SET EXERCISE =
All of the entries must be reproduced exactly, with no images carried over.

DATA FOR THIS TASK =
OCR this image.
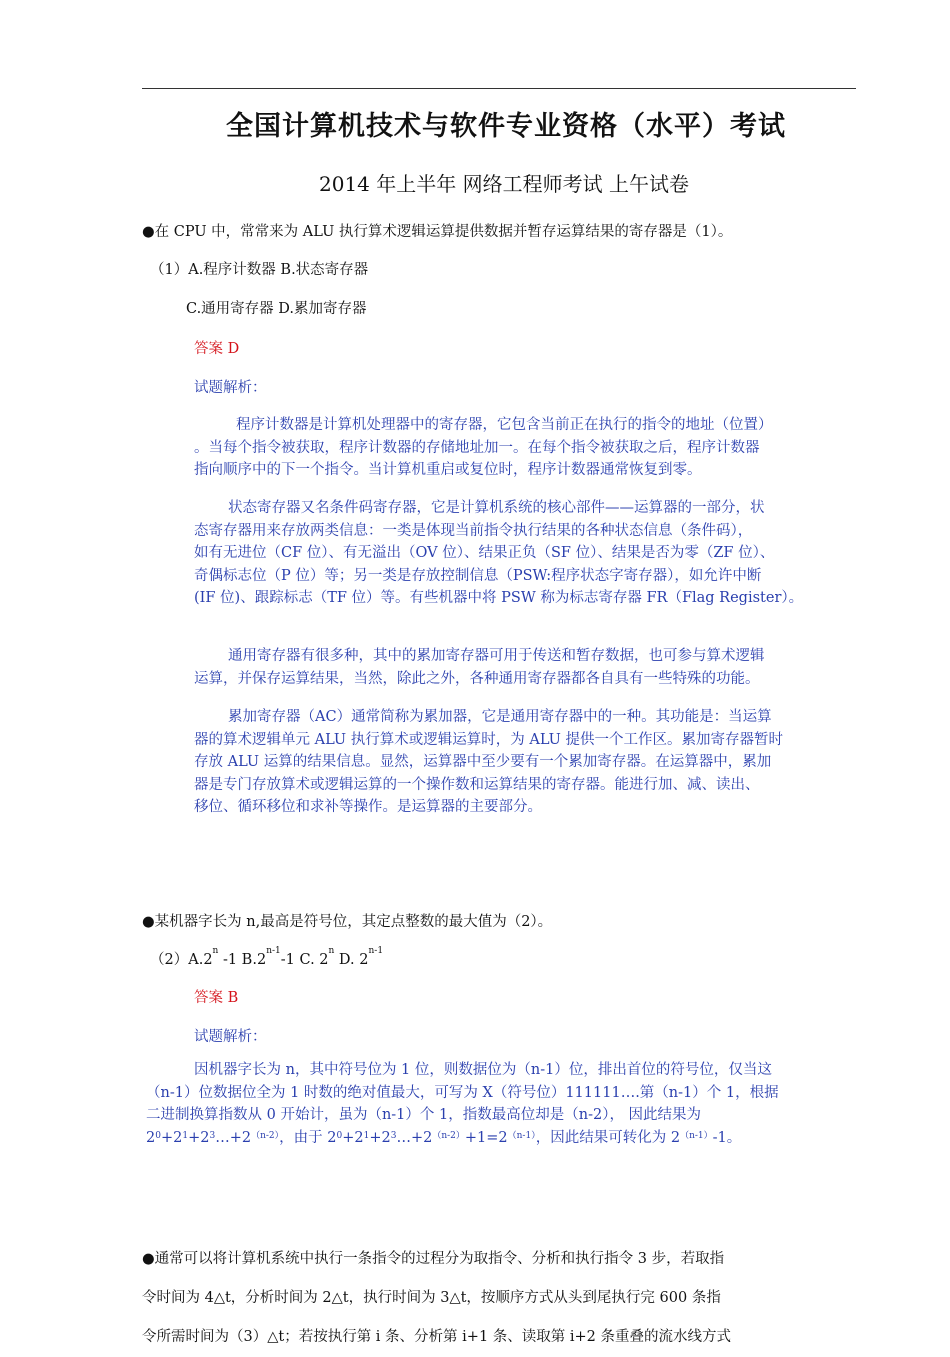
全国计算机技术与软件专业资格（水平）考试
2014 年上半年 网络工程师考试 上午试卷
●在 CPU 中，常常来为 ALU 执行算术逻辑运算提供数据并暂存运算结果的寄存器是（1）。
（1）A.程序计数器 B.状态寄存器
C.通用寄存器 D.累加寄存器
答案 D
试题解析：
程序计数器是计算机处理器中的寄存器，它包含当前正在执行的指令的地址（位置）
。当每个指令被获取，程序计数器的存储地址加一。在每个指令被获取之后，程序计数器
指向顺序中的下一个指令。当计算机重启或复位时，程序计数器通常恢复到零。
状态寄存器又名条件码寄存器，它是计算机系统的核心部件——运算器的一部分，状
态寄存器用来存放两类信息：一类是体现当前指令执行结果的各种状态信息（条件码），
如有无进位（CF 位）、有无溢出（OV 位）、结果正负（SF 位）、结果是否为零（ZF 位）、
奇偶标志位（P 位）等；另一类是存放控制信息（PSW:程序状态字寄存器），如允许中断
(IF 位)、跟踪标志（TF 位）等。有些机器中将 PSW 称为标志寄存器 FR（Flag Register）。
通用寄存器有很多种，其中的累加寄存器可用于传送和暂存数据，也可参与算术逻辑
运算，并保存运算结果，当然，除此之外，各种通用寄存器都各自具有一些特殊的功能。
累加寄存器（AC）通常简称为累加器，它是通用寄存器中的一种。其功能是：当运算
器的算术逻辑单元 ALU 执行算术或逻辑运算时，为 ALU 提供一个工作区。累加寄存器暂时
存放 ALU 运算的结果信息。显然，运算器中至少要有一个累加寄存器。在运算器中，累加
器是专门存放算术或逻辑运算的一个操作数和运算结果的寄存器。能进行加、减、读出、
移位、循环移位和求补等操作。是运算器的主要部分。
●某机器字长为 n,最高是符号位，其定点整数的最大值为（2）。
（2）A.2$^n$ -1 B.2$^{n-1}$-1 C. 2$^n$ D. 2$^{n-1}$
答案 B
试题解析：
因机器字长为 n，其中符号位为 1 位，则数据位为（n-1）位，排出首位的符号位，仅当这
（n-1）位数据位全为 1 时数的绝对值最大，可写为 X（符号位）111111….第（n-1）个 1，根据
二进制换算指数从 0 开始计，虽为（n-1）个 1，指数最高位却是（n-2）， 因此结果为
$2^0+2^1+2^3\dots+2^{(n-2)}$，由于 $2^0+2^1+2^3\dots+2^{(n-2)}+1=2^{(n-1)}$，因此结果可转化为 $2^{(n-1)}-1$。
●通常可以将计算机系统中执行一条指令的过程分为取指令、分析和执行指令 3 步，若取指
令时间为 4△t，分析时间为 2△t，执行时间为 3△t，按顺序方式从头到尾执行完 600 条指
令所需时间为（3）△t；若按执行第 i 条、分析第 i+1 条、读取第 i+2 条重叠的流水线方式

RESULT =
OCR this image.
全国计算机技术与软件专业资格（水平）考试
2014 年上半年 网络工程师考试 上午试卷
●在 CPU 中，常常来为 ALU 执行算术逻辑运算提供数据并暂存运算结果的寄存器是（1）。
（1）A.程序计数器 B.状态寄存器
C.通用寄存器 D.累加寄存器
答案 D
试题解析：
程序计数器是计算机处理器中的寄存器，它包含当前正在执行的指令的地址（位置）
。当每个指令被获取，程序计数器的存储地址加一。在每个指令被获取之后，程序计数器
指向顺序中的下一个指令。当计算机重启或复位时，程序计数器通常恢复到零。
状态寄存器又名条件码寄存器，它是计算机系统的核心部件——运算器的一部分，状
态寄存器用来存放两类信息：一类是体现当前指令执行结果的各种状态信息（条件码），
如有无进位（CF 位）、有无溢出（OV 位）、结果正负（SF 位）、结果是否为零（ZF 位）、
奇偶标志位（P 位）等；另一类是存放控制信息（PSW:程序状态字寄存器），如允许中断
(IF 位)、跟踪标志（TF 位）等。有些机器中将 PSW 称为标志寄存器 FR（Flag Register）。
通用寄存器有很多种，其中的累加寄存器可用于传送和暂存数据，也可参与算术逻辑
运算，并保存运算结果，当然，除此之外，各种通用寄存器都各自具有一些特殊的功能。
累加寄存器（AC）通常简称为累加器，它是通用寄存器中的一种。其功能是：当运算
器的算术逻辑单元 ALU 执行算术或逻辑运算时，为 ALU 提供一个工作区。累加寄存器暂时
存放 ALU 运算的结果信息。显然，运算器中至少要有一个累加寄存器。在运算器中，累加
器是专门存放算术或逻辑运算的一个操作数和运算结果的寄存器。能进行加、减、读出、
移位、循环移位和求补等操作。是运算器的主要部分。
●某机器字长为 n,最高是符号位，其定点整数的最大值为（2）。
（2）A.2$^n$ -1 B.2$^{n-1}$-1 C. 2$^n$ D. 2$^{n-1}$
答案 B
试题解析：
因机器字长为 n，其中符号位为 1 位，则数据位为（n-1）位，排出首位的符号位，仅当这
（n-1）位数据位全为 1 时数的绝对值最大，可写为 X（符号位）111111….第（n-1）个 1，根据
二进制换算指数从 0 开始计，虽为（n-1）个 1，指数最高位却是（n-2）， 因此结果为
$2^0+2^1+2^3\dots+2^{(n-2)}$，由于 $2^0+2^1+2^3\dots+2^{(n-2)}+1=2^{(n-1)}$，因此结果可转化为 $2^{(n-1)}-1$。
●通常可以将计算机系统中执行一条指令的过程分为取指令、分析和执行指令 3 步，若取指
令时间为 4△t，分析时间为 2△t，执行时间为 3△t，按顺序方式从头到尾执行完 600 条指
令所需时间为（3）△t；若按执行第 i 条、分析第 i+1 条、读取第 i+2 条重叠的流水线方式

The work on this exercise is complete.